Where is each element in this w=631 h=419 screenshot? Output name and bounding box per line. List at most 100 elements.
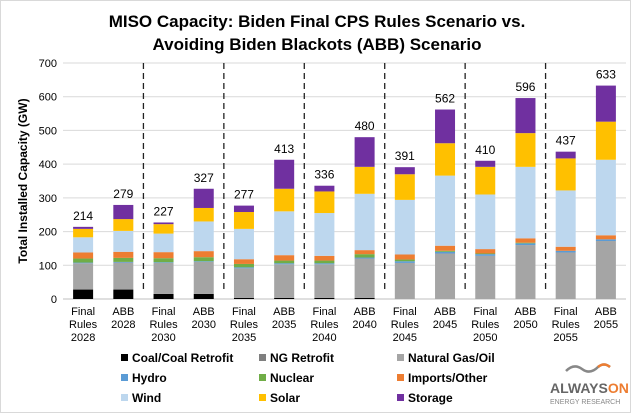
bar-segment-nuclear (274, 260, 295, 264)
total-label: 480 (355, 119, 375, 133)
bar-segment-storage (354, 137, 375, 167)
bar-segment-solar (274, 188, 295, 212)
bar-segment-storage (274, 159, 295, 189)
x-tick-label: ABB (434, 306, 456, 318)
x-tick-label: Rules (471, 319, 500, 331)
x-tick-label: 2028 (71, 332, 95, 344)
bar-segment-wind (153, 233, 174, 253)
x-tick-label: 2055 (594, 319, 618, 331)
bar-segment-coal-coal-retrofit (233, 297, 254, 299)
total-label: 562 (435, 92, 455, 106)
bar-segment-solar (555, 158, 576, 191)
total-label: 596 (515, 80, 535, 94)
bar-segment-imports-other (394, 254, 415, 260)
x-tick-label: 2050 (513, 319, 537, 331)
bar-segment-solar (193, 207, 214, 222)
bar-segment-nuclear (354, 254, 375, 258)
y-tick-label: 100 (39, 260, 57, 272)
legend-swatch (397, 394, 404, 401)
bar-segment-storage (314, 185, 335, 192)
bar-segment-wind (515, 166, 536, 239)
x-tick-label: Rules (391, 319, 420, 331)
bar-segment-imports-other (274, 255, 295, 261)
bar-segment-wind (314, 213, 335, 256)
bar-segment-nuclear (233, 263, 254, 268)
bar-segment-solar (595, 121, 616, 160)
bar-segment-imports-other (153, 252, 174, 259)
bar-segment-nuclear (394, 259, 415, 262)
y-axis-label: Total Installed Capacity (GW) (16, 98, 30, 263)
legend-label: Storage (408, 391, 453, 405)
y-tick-label: 300 (39, 193, 57, 205)
legend-label: Wind (132, 391, 161, 405)
bar-segment-natural-gas-oil (274, 264, 295, 298)
legend-label: Nuclear (270, 371, 314, 385)
bar-segment-natural-gas-oil (113, 262, 134, 290)
bar-segment-coal-coal-retrofit (274, 297, 295, 299)
bar-segment-storage (193, 188, 214, 208)
bar-segment-coal-coal-retrofit (113, 289, 134, 299)
bar-segment-storage (73, 226, 94, 229)
bar-segment-wind (595, 159, 616, 236)
bar-segment-solar (515, 133, 536, 167)
bar-segment-natural-gas-oil (394, 262, 415, 299)
chart-title-line-1: MISO Capacity: Biden Final CPS Rules Sce… (109, 12, 526, 31)
legend-swatch (397, 354, 404, 361)
bar-segment-wind (274, 211, 295, 256)
legend-swatch (259, 374, 266, 381)
bar-segment-natural-gas-oil (555, 252, 576, 299)
bar-segment-nuclear (193, 257, 214, 262)
y-tick-label: 200 (39, 227, 57, 239)
bar-segment-natural-gas-oil (354, 258, 375, 298)
bar-segment-imports-other (555, 246, 576, 251)
bar-segment-natural-gas-oil (233, 268, 254, 298)
bar-segment-hydro (435, 251, 456, 254)
bar-segment-solar (394, 174, 415, 200)
logo-brand: ALWAYSON (550, 380, 629, 396)
bar-segment-hydro (314, 263, 335, 265)
bar-segment-solar (73, 228, 94, 238)
bar-segment-solar (435, 143, 456, 176)
legend-label: NG Retrofit (270, 351, 334, 365)
bar-segment-hydro (515, 243, 536, 246)
total-label: 391 (395, 149, 415, 163)
bar-segment-solar (233, 212, 254, 229)
bar-segment-imports-other (113, 251, 134, 258)
x-tick-label: Final (554, 306, 578, 318)
bar-segment-storage (475, 160, 496, 167)
bar-segment-storage (113, 204, 134, 220)
bar-segment-solar (113, 219, 134, 231)
bar-segment-storage (595, 85, 616, 122)
x-tick-label: 2030 (151, 332, 175, 344)
x-tick-label: Rules (310, 319, 339, 331)
bar-segment-imports-other (233, 259, 254, 264)
total-label: 410 (475, 143, 495, 157)
total-label: 214 (73, 209, 93, 223)
total-label: 633 (596, 68, 616, 82)
bar-segment-wind (394, 199, 415, 255)
bar-segment-storage (153, 222, 174, 225)
bar-segment-wind (73, 237, 94, 253)
bar-segment-wind (475, 194, 496, 250)
y-tick-label: 700 (39, 58, 57, 70)
x-tick-label: 2028 (111, 319, 135, 331)
bar-segment-hydro (595, 239, 616, 242)
bar-segment-coal-coal-retrofit (354, 297, 375, 299)
bar-segment-coal-coal-retrofit (314, 297, 335, 299)
bar-segment-storage (555, 151, 576, 159)
x-tick-label: ABB (514, 306, 536, 318)
bar-segment-natural-gas-oil (515, 245, 536, 299)
bar-segment-hydro (555, 250, 576, 253)
x-tick-label: ABB (193, 306, 215, 318)
y-tick-label: 600 (39, 92, 57, 104)
x-tick-label: Rules (230, 319, 259, 331)
bar-segment-hydro (113, 261, 134, 263)
bar-segment-hydro (233, 267, 254, 269)
x-tick-label: 2035 (272, 319, 296, 331)
bar-segment-natural-gas-oil (314, 264, 335, 298)
legend-label: Natural Gas/Oil (408, 351, 495, 365)
bar-segment-natural-gas-oil (73, 263, 94, 290)
x-tick-label: 2030 (192, 319, 216, 331)
x-tick-label: 2040 (352, 319, 376, 331)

········

GIVEN EXERCISE - Express the lines of the material starting at the line containing "bar-segment-nuclear (274, 260, 295, 264)" and ending at the line containing "bar-segment-solar (555, 158, 576, 191)", both included, as a JSON list of strings with one string per line and blank lines omitted.

RIGHT ANSWER -
[
  "bar-segment-nuclear (274, 260, 295, 264)",
  "total-label: 480 (355, 119, 375, 133)",
  "bar-segment-storage (354, 137, 375, 167)",
  "bar-segment-solar (274, 188, 295, 212)",
  "bar-segment-storage (274, 159, 295, 189)",
  "x-tick-label: ABB (434, 306, 456, 318)",
  "x-tick-label: Rules (471, 319, 500, 331)",
  "x-tick-label: 2028 (71, 332, 95, 344)",
  "bar-segment-wind (153, 233, 174, 253)",
  "x-tick-label: 2055 (594, 319, 618, 331)",
  "bar-segment-coal-coal-retrofit (233, 297, 254, 299)",
  "total-label: 562 (435, 92, 455, 106)",
  "bar-segment-solar (555, 158, 576, 191)"
]